GOAL
Leaving out the pictures, transcribe all of the records faithfully.

━━ DATA RECORDS

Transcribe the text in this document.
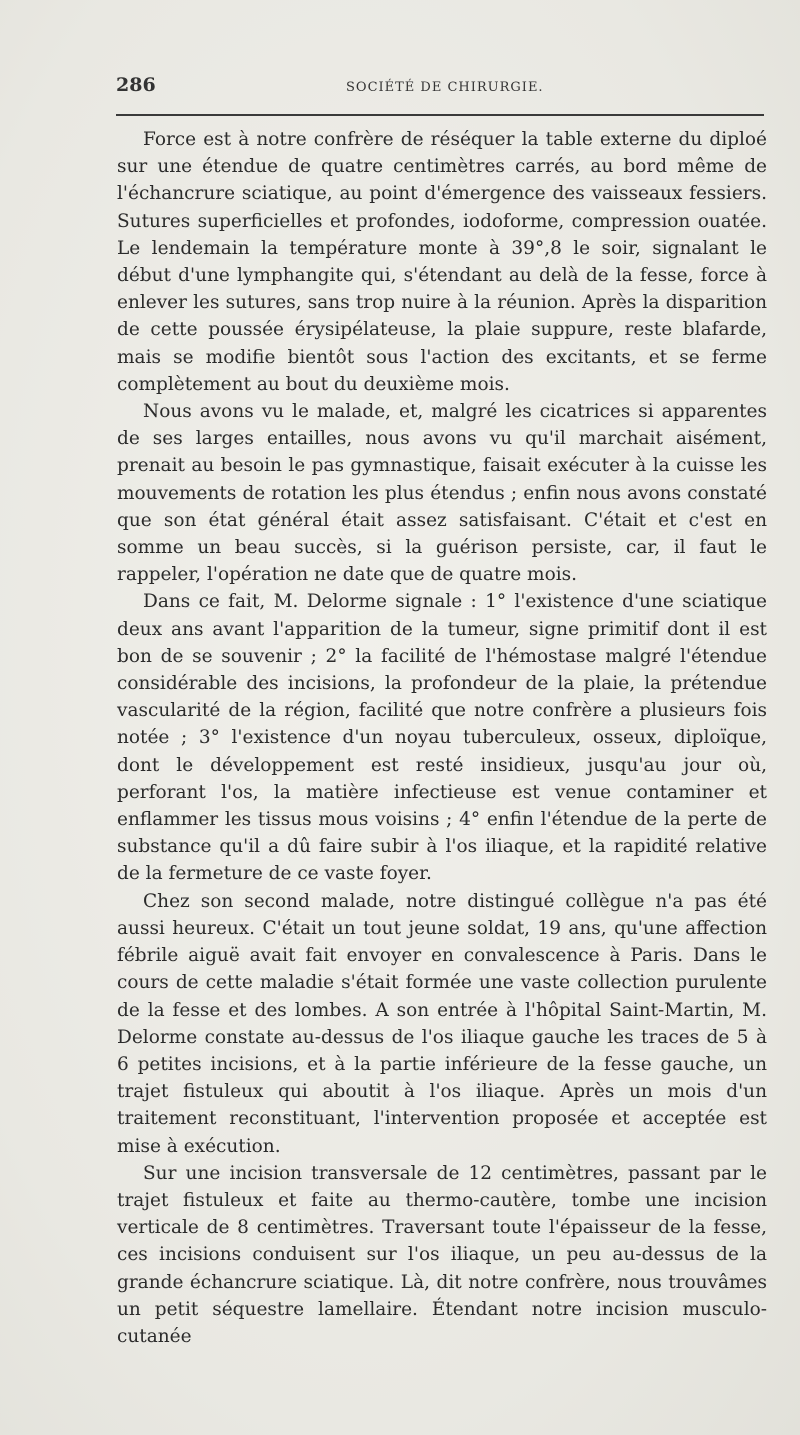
286	SOCIÉTÉ DE CHIRURGIE.

Force est à notre confrère de réséquer la table externe du diploé sur une étendue de quatre centimètres carrés, au bord même de l'échancrure sciatique, au point d'émergence des vaisseaux fessiers. Sutures superficielles et profondes, iodoforme, compression ouatée. Le lendemain la température monte à 39°,8 le soir, signalant le début d'une lymphangite qui, s'étendant au delà de la fesse, force à enlever les sutures, sans trop nuire à la réunion. Après la disparition de cette poussée érysipélateuse, la plaie suppure, reste blafarde, mais se modifie bientôt sous l'action des excitants, et se ferme complètement au bout du deuxième mois.

Nous avons vu le malade, et, malgré les cicatrices si apparentes de ses larges entailles, nous avons vu qu'il marchait aisément, prenait au besoin le pas gymnastique, faisait exécuter à la cuisse les mouvements de rotation les plus étendus ; enfin nous avons constaté que son état général était assez satisfaisant. C'était et c'est en somme un beau succès, si la guérison persiste, car, il faut le rappeler, l'opération ne date que de quatre mois.

Dans ce fait, M. Delorme signale : 1° l'existence d'une sciatique deux ans avant l'apparition de la tumeur, signe primitif dont il est bon de se souvenir ; 2° la facilité de l'hémostase malgré l'étendue considérable des incisions, la profondeur de la plaie, la prétendue vascularité de la région, facilité que notre confrère a plusieurs fois notée ; 3° l'existence d'un noyau tuberculeux, osseux, diploïque, dont le développement est resté insidieux, jusqu'au jour où, perforant l'os, la matière infectieuse est venue contaminer et enflammer les tissus mous voisins ; 4° enfin l'étendue de la perte de substance qu'il a dû faire subir à l'os iliaque, et la rapidité relative de la fermeture de ce vaste foyer.

Chez son second malade, notre distingué collègue n'a pas été aussi heureux. C'était un tout jeune soldat, 19 ans, qu'une affection fébrile aiguë avait fait envoyer en convalescence à Paris. Dans le cours de cette maladie s'était formée une vaste collection purulente de la fesse et des lombes. A son entrée à l'hôpital Saint-Martin, M. Delorme constate au-dessus de l'os iliaque gauche les traces de 5 à 6 petites incisions, et à la partie inférieure de la fesse gauche, un trajet fistuleux qui aboutit à l'os iliaque. Après un mois d'un traitement reconstituant, l'intervention proposée et acceptée est mise à exécution.

Sur une incision transversale de 12 centimètres, passant par le trajet fistuleux et faite au thermo-cautère, tombe une incision verticale de 8 centimètres. Traversant toute l'épaisseur de la fesse, ces incisions conduisent sur l'os iliaque, un peu au-dessus de la grande échancrure sciatique. Là, dit notre confrère, nous trouvâmes un petit séquestre lamellaire. Étendant notre incision musculo-cutanée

━━━━

SOLUTION TO THIS TASK
Transcribe the text in this document.
286	SOCIÉTÉ DE CHIRURGIE.

Force est à notre confrère de réséquer la table externe du diploé sur une étendue de quatre centimètres carrés, au bord même de l'échancrure sciatique, au point d'émergence des vaisseaux fessiers. Sutures superficielles et profondes, iodoforme, compression ouatée. Le lendemain la température monte à 39°,8 le soir, signalant le début d'une lymphangite qui, s'étendant au delà de la fesse, force à enlever les sutures, sans trop nuire à la réunion. Après la disparition de cette poussée érysipélateuse, la plaie suppure, reste blafarde, mais se modifie bientôt sous l'action des excitants, et se ferme complètement au bout du deuxième mois.

Nous avons vu le malade, et, malgré les cicatrices si apparentes de ses larges entailles, nous avons vu qu'il marchait aisément, prenait au besoin le pas gymnastique, faisait exécuter à la cuisse les mouvements de rotation les plus étendus ; enfin nous avons constaté que son état général était assez satisfaisant. C'était et c'est en somme un beau succès, si la guérison persiste, car, il faut le rappeler, l'opération ne date que de quatre mois.

Dans ce fait, M. Delorme signale : 1° l'existence d'une sciatique deux ans avant l'apparition de la tumeur, signe primitif dont il est bon de se souvenir ; 2° la facilité de l'hémostase malgré l'étendue considérable des incisions, la profondeur de la plaie, la prétendue vascularité de la région, facilité que notre confrère a plusieurs fois notée ; 3° l'existence d'un noyau tuberculeux, osseux, diploïque, dont le développement est resté insidieux, jusqu'au jour où, perforant l'os, la matière infectieuse est venue contaminer et enflammer les tissus mous voisins ; 4° enfin l'étendue de la perte de substance qu'il a dû faire subir à l'os iliaque, et la rapidité relative de la fermeture de ce vaste foyer.

Chez son second malade, notre distingué collègue n'a pas été aussi heureux. C'était un tout jeune soldat, 19 ans, qu'une affection fébrile aiguë avait fait envoyer en convalescence à Paris. Dans le cours de cette maladie s'était formée une vaste collection purulente de la fesse et des lombes. A son entrée à l'hôpital Saint-Martin, M. Delorme constate au-dessus de l'os iliaque gauche les traces de 5 à 6 petites incisions, et à la partie inférieure de la fesse gauche, un trajet fistuleux qui aboutit à l'os iliaque. Après un mois d'un traitement reconstituant, l'intervention proposée et acceptée est mise à exécution.

Sur une incision transversale de 12 centimètres, passant par le trajet fistuleux et faite au thermo-cautère, tombe une incision verticale de 8 centimètres. Traversant toute l'épaisseur de la fesse, ces incisions conduisent sur l'os iliaque, un peu au-dessus de la grande échancrure sciatique. Là, dit notre confrère, nous trouvâmes un petit séquestre lamellaire. Étendant notre incision musculo-cutanée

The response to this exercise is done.